GIVEN PROBLEM:
Collect each line holding the string "zijn".

##### EXERCISE DATA

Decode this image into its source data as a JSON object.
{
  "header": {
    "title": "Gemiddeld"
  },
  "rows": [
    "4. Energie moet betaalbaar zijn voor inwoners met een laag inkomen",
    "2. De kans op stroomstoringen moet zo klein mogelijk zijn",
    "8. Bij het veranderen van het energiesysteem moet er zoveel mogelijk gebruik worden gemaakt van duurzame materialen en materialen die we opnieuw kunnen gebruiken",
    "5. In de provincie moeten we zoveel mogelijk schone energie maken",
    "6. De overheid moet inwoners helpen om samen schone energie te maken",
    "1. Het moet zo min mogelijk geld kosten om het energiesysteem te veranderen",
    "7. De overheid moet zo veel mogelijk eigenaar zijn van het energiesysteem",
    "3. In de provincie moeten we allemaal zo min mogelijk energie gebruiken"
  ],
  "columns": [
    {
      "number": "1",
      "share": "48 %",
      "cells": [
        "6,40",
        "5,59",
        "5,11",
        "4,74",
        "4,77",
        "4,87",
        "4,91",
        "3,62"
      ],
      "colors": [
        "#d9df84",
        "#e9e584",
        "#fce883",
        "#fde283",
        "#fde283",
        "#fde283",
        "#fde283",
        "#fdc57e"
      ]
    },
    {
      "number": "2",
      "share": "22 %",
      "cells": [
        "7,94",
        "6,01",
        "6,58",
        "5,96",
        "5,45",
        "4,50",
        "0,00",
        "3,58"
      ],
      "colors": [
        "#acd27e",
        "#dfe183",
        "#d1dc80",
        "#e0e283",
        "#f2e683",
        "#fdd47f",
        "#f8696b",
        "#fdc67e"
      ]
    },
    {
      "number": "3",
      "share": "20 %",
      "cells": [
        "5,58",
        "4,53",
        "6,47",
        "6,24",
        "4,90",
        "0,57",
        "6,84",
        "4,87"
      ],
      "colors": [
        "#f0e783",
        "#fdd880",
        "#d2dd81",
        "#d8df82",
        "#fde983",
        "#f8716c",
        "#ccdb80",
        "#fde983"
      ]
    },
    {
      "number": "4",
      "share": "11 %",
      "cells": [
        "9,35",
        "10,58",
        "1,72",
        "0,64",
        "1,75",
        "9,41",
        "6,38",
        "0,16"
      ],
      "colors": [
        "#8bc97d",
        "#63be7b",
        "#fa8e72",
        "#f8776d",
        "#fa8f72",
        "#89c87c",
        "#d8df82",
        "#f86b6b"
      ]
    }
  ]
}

##########

FULL RESPONSE:
    "4. Energie moet betaalbaar zijn voor inwoners met een laag inkomen",
    "2. De kans op stroomstoringen moet zo klein mogelijk zijn",
    "7. De overheid moet zo veel mogelijk eigenaar zijn van het energiesysteem",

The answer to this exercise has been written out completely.